AIM OF THE TASK: Copy all of the records below verbatim.
** Start EXCERPTED RECORDS **
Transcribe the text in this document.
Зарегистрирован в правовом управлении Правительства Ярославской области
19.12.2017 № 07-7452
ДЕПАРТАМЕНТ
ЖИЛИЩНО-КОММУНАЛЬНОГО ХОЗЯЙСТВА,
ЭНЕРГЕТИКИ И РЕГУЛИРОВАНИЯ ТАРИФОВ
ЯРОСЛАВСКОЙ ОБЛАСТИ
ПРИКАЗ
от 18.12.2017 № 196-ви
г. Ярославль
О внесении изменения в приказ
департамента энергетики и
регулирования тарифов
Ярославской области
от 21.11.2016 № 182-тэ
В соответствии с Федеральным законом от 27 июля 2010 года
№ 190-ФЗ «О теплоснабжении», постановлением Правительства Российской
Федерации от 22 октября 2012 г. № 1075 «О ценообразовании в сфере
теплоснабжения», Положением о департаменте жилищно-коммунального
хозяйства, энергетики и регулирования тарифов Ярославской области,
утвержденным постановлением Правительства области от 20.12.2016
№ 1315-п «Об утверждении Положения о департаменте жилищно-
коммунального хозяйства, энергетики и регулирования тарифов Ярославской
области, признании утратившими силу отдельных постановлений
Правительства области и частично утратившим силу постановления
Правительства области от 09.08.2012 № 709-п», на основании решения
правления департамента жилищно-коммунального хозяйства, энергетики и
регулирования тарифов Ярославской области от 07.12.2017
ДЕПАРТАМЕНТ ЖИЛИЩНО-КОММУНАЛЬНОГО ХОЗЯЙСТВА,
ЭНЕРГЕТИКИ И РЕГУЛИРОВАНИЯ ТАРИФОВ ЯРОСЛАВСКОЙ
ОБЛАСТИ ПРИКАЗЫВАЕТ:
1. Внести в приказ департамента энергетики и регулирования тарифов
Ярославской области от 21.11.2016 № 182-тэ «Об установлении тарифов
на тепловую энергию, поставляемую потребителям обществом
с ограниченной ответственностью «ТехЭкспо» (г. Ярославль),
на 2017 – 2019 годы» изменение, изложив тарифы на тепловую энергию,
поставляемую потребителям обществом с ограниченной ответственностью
** End EXCERPTED RECORDS **
RESPONSE TO THIS EXERCISE:
Transcribe the text in this document.
Зарегистрирован в правовом управлении Правительства Ярославской области
19.12.2017 № 07-7452
ДЕПАРТАМЕНТ
ЖИЛИЩНО-КОММУНАЛЬНОГО ХОЗЯЙСТВА,
ЭНЕРГЕТИКИ И РЕГУЛИРОВАНИЯ ТАРИФОВ
ЯРОСЛАВСКОЙ ОБЛАСТИ
ПРИКАЗ
от 18.12.2017 № 196-ви
г. Ярославль
О внесении изменения в приказ
департамента энергетики и
регулирования тарифов
Ярославской области
от 21.11.2016 № 182-тэ
В соответствии с Федеральным законом от 27 июля 2010 года
№ 190-ФЗ «О теплоснабжении», постановлением Правительства Российской
Федерации от 22 октября 2012 г. № 1075 «О ценообразовании в сфере
теплоснабжения», Положением о департаменте жилищно-коммунального
хозяйства, энергетики и регулирования тарифов Ярославской области,
утвержденным постановлением Правительства области от 20.12.2016
№ 1315-п «Об утверждении Положения о департаменте жилищно-
коммунального хозяйства, энергетики и регулирования тарифов Ярославской
области, признании утратившими силу отдельных постановлений
Правительства области и частично утратившим силу постановления
Правительства области от 09.08.2012 № 709-п», на основании решения
правления департамента жилищно-коммунального хозяйства, энергетики и
регулирования тарифов Ярославской области от 07.12.2017
ДЕПАРТАМЕНТ ЖИЛИЩНО-КОММУНАЛЬНОГО ХОЗЯЙСТВА,
ЭНЕРГЕТИКИ И РЕГУЛИРОВАНИЯ ТАРИФОВ ЯРОСЛАВСКОЙ
ОБЛАСТИ ПРИКАЗЫВАЕТ:
1. Внести в приказ департамента энергетики и регулирования тарифов
Ярославской области от 21.11.2016 № 182-тэ «Об установлении тарифов
на тепловую энергию, поставляемую потребителям обществом
с ограниченной ответственностью «ТехЭкспо» (г. Ярославль),
на 2017 – 2019 годы» изменение, изложив тарифы на тепловую энергию,
поставляемую потребителям обществом с ограниченной ответственностью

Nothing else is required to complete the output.